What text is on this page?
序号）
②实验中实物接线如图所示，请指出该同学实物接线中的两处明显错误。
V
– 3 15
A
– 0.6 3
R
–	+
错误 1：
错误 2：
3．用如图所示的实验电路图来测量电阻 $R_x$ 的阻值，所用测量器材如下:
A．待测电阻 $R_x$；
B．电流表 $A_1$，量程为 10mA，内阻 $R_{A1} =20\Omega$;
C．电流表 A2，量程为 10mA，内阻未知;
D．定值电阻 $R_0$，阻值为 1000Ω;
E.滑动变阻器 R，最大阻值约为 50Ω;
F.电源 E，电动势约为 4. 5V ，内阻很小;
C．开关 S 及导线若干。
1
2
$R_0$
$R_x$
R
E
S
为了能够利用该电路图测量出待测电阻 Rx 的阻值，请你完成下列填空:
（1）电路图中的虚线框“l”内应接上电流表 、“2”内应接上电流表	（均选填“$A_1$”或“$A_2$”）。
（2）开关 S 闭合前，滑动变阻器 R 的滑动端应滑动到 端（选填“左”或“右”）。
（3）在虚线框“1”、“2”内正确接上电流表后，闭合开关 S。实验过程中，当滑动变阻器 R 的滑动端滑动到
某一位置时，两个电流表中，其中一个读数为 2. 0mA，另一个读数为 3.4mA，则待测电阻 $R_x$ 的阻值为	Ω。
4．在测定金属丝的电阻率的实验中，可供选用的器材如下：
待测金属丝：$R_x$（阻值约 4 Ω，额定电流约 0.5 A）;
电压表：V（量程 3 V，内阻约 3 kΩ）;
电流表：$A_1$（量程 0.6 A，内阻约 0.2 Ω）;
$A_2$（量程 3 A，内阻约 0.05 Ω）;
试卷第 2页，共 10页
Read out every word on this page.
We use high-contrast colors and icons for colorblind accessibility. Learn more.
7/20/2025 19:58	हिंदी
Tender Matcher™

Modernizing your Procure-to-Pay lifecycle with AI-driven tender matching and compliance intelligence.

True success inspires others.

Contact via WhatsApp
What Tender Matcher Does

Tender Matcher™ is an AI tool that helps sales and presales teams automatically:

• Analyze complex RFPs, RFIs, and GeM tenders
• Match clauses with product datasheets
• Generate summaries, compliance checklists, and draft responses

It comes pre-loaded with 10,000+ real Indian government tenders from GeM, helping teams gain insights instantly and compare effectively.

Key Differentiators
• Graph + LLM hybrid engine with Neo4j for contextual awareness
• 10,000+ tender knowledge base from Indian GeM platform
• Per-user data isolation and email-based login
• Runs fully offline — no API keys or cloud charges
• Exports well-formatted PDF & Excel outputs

__AIM OF THE TASK__: Find every line in the listing that holds the string "page", then say how many there are as a bare number.

__COMPLETE OUTPUT__: 2